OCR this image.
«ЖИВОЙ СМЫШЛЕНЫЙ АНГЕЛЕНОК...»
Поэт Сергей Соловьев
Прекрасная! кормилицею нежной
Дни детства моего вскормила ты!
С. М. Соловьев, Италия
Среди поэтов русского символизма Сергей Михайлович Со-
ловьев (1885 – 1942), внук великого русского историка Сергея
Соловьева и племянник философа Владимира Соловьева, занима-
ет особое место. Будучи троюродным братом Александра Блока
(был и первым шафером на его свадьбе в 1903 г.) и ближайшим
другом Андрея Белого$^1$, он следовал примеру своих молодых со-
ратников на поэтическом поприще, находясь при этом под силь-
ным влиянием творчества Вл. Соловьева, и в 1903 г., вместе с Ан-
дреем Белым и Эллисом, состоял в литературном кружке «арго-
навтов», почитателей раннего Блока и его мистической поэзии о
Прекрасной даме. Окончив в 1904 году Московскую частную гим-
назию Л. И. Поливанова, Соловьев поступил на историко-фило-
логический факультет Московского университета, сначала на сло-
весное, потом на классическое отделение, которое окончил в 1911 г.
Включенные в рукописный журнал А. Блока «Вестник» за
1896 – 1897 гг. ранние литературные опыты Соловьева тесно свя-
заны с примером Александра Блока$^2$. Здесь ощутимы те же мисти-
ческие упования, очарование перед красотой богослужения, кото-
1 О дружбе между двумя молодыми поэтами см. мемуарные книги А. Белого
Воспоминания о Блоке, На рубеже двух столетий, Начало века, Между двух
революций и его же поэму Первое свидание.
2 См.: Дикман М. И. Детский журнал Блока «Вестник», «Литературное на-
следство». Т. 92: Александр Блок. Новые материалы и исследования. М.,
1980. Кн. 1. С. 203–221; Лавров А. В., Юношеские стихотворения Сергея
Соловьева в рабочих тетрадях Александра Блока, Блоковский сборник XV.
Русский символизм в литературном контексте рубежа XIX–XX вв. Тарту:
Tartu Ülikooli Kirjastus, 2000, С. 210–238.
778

•••••

▶ [WHAT NEEDS TO BE DONE]
Reproduce each entry exactly, leaving out nothing.

▶ [CORRECT RESPONSE]
OCR this image.
«ЖИВОЙ СМЫШЛЕНЫЙ АНГЕЛЕНОК...»
Поэт Сергей Соловьев
Прекрасная! кормилицею нежной
Дни детства моего вскормила ты!
С. М. Соловьев, Италия
Среди поэтов русского символизма Сергей Михайлович Со-
ловьев (1885 – 1942), внук великого русского историка Сергея
Соловьева и племянник философа Владимира Соловьева, занима-
ет особое место. Будучи троюродным братом Александра Блока
(был и первым шафером на его свадьбе в 1903 г.) и ближайшим
другом Андрея Белого$^1$, он следовал примеру своих молодых со-
ратников на поэтическом поприще, находясь при этом под силь-
ным влиянием творчества Вл. Соловьева, и в 1903 г., вместе с Ан-
дреем Белым и Эллисом, состоял в литературном кружке «арго-
навтов», почитателей раннего Блока и его мистической поэзии о
Прекрасной даме. Окончив в 1904 году Московскую частную гим-
назию Л. И. Поливанова, Соловьев поступил на историко-фило-
логический факультет Московского университета, сначала на сло-
весное, потом на классическое отделение, которое окончил в 1911 г.
Включенные в рукописный журнал А. Блока «Вестник» за
1896 – 1897 гг. ранние литературные опыты Соловьева тесно свя-
заны с примером Александра Блока$^2$. Здесь ощутимы те же мисти-
ческие упования, очарование перед красотой богослужения, кото-
1 О дружбе между двумя молодыми поэтами см. мемуарные книги А. Белого
Воспоминания о Блоке, На рубеже двух столетий, Начало века, Между двух
революций и его же поэму Первое свидание.
2 См.: Дикман М. И. Детский журнал Блока «Вестник», «Литературное на-
следство». Т. 92: Александр Блок. Новые материалы и исследования. М.,
1980. Кн. 1. С. 203–221; Лавров А. В., Юношеские стихотворения Сергея
Соловьева в рабочих тетрадях Александра Блока, Блоковский сборник XV.
Русский символизм в литературном контексте рубежа XIX–XX вв. Тарту:
Tartu Ülikooli Kirjastus, 2000, С. 210–238.
778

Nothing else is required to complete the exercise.